== Given request ==
Exact reproduction is required for all entries.

Stored records:
::::::::::
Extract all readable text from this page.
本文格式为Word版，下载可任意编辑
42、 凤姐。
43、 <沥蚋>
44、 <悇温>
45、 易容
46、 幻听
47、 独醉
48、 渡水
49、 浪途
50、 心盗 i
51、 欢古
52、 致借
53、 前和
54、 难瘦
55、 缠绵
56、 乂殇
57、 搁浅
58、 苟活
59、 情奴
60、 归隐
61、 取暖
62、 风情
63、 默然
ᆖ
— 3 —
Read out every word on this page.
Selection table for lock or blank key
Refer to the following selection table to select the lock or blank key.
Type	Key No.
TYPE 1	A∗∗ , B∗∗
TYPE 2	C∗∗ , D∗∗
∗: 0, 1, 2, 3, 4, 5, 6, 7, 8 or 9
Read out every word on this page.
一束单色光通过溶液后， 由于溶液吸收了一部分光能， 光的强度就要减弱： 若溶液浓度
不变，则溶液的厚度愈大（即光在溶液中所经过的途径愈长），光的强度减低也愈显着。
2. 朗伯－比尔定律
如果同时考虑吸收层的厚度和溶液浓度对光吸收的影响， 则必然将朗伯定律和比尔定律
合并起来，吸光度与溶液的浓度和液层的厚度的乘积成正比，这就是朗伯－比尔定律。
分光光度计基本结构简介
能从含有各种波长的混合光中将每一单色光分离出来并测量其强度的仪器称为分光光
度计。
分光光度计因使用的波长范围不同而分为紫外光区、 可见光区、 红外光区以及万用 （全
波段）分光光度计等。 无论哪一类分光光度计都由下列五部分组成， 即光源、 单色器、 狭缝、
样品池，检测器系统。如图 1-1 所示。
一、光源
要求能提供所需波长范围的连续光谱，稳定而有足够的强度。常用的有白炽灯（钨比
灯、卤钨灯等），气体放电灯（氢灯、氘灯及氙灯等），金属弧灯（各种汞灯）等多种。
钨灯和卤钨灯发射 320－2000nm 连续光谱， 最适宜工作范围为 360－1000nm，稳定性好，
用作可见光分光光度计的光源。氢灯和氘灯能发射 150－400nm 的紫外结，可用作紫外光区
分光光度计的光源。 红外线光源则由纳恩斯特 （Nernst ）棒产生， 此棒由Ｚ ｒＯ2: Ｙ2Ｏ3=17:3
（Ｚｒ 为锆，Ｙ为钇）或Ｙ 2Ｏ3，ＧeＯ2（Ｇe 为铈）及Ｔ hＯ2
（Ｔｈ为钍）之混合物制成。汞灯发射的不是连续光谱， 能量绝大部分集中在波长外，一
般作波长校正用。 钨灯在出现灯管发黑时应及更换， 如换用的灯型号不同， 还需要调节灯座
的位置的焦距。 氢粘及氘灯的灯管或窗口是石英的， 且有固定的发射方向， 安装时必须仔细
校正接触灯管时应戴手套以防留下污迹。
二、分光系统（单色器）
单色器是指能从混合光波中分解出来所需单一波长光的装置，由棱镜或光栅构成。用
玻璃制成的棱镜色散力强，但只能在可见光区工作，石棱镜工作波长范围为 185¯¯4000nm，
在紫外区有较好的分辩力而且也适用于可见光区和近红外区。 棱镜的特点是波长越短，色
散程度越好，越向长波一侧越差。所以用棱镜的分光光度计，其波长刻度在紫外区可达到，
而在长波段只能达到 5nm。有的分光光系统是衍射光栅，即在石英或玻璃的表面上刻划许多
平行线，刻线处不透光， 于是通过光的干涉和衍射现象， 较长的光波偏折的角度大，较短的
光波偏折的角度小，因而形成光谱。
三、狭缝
::::::::::
== Output for this exercise ==
Extract all readable text from this page.
本文格式为Word版，下载可任意编辑
42、 凤姐。
43、 <沥蚋>
44、 <悇温>
45、 易容
46、 幻听
47、 独醉
48、 渡水
49、 浪途
50、 心盗 i
51、 欢古
52、 致借
53、 前和
54、 难瘦
55、 缠绵
56、 乂殇
57、 搁浅
58、 苟活
59、 情奴
60、 归隐
61、 取暖
62、 风情
63、 默然
ᆖ
— 3 —
Read out every word on this page.
Selection table for lock or blank key
Refer to the following selection table to select the lock or blank key.
Type	Key No.
TYPE 1	A∗∗ , B∗∗
TYPE 2	C∗∗ , D∗∗
∗: 0, 1, 2, 3, 4, 5, 6, 7, 8 or 9
Read out every word on this page.
一束单色光通过溶液后， 由于溶液吸收了一部分光能， 光的强度就要减弱： 若溶液浓度
不变，则溶液的厚度愈大（即光在溶液中所经过的途径愈长），光的强度减低也愈显着。
2. 朗伯－比尔定律
如果同时考虑吸收层的厚度和溶液浓度对光吸收的影响， 则必然将朗伯定律和比尔定律
合并起来，吸光度与溶液的浓度和液层的厚度的乘积成正比，这就是朗伯－比尔定律。
分光光度计基本结构简介
能从含有各种波长的混合光中将每一单色光分离出来并测量其强度的仪器称为分光光
度计。
分光光度计因使用的波长范围不同而分为紫外光区、 可见光区、 红外光区以及万用 （全
波段）分光光度计等。 无论哪一类分光光度计都由下列五部分组成， 即光源、 单色器、 狭缝、
样品池，检测器系统。如图 1-1 所示。
一、光源
要求能提供所需波长范围的连续光谱，稳定而有足够的强度。常用的有白炽灯（钨比
灯、卤钨灯等），气体放电灯（氢灯、氘灯及氙灯等），金属弧灯（各种汞灯）等多种。
钨灯和卤钨灯发射 320－2000nm 连续光谱， 最适宜工作范围为 360－1000nm，稳定性好，
用作可见光分光光度计的光源。氢灯和氘灯能发射 150－400nm 的紫外结，可用作紫外光区
分光光度计的光源。 红外线光源则由纳恩斯特 （Nernst ）棒产生， 此棒由Ｚ ｒＯ2: Ｙ2Ｏ3=17:3
（Ｚｒ 为锆，Ｙ为钇）或Ｙ 2Ｏ3，ＧeＯ2（Ｇe 为铈）及Ｔ hＯ2
（Ｔｈ为钍）之混合物制成。汞灯发射的不是连续光谱， 能量绝大部分集中在波长外，一
般作波长校正用。 钨灯在出现灯管发黑时应及更换， 如换用的灯型号不同， 还需要调节灯座
的位置的焦距。 氢粘及氘灯的灯管或窗口是石英的， 且有固定的发射方向， 安装时必须仔细
校正接触灯管时应戴手套以防留下污迹。
二、分光系统（单色器）
单色器是指能从混合光波中分解出来所需单一波长光的装置，由棱镜或光栅构成。用
玻璃制成的棱镜色散力强，但只能在可见光区工作，石棱镜工作波长范围为 185¯¯4000nm，
在紫外区有较好的分辩力而且也适用于可见光区和近红外区。 棱镜的特点是波长越短，色
散程度越好，越向长波一侧越差。所以用棱镜的分光光度计，其波长刻度在紫外区可达到，
而在长波段只能达到 5nm。有的分光光系统是衍射光栅，即在石英或玻璃的表面上刻划许多
平行线，刻线处不透光， 于是通过光的干涉和衍射现象， 较长的光波偏折的角度大，较短的
光波偏折的角度小，因而形成光谱。
三、狭缝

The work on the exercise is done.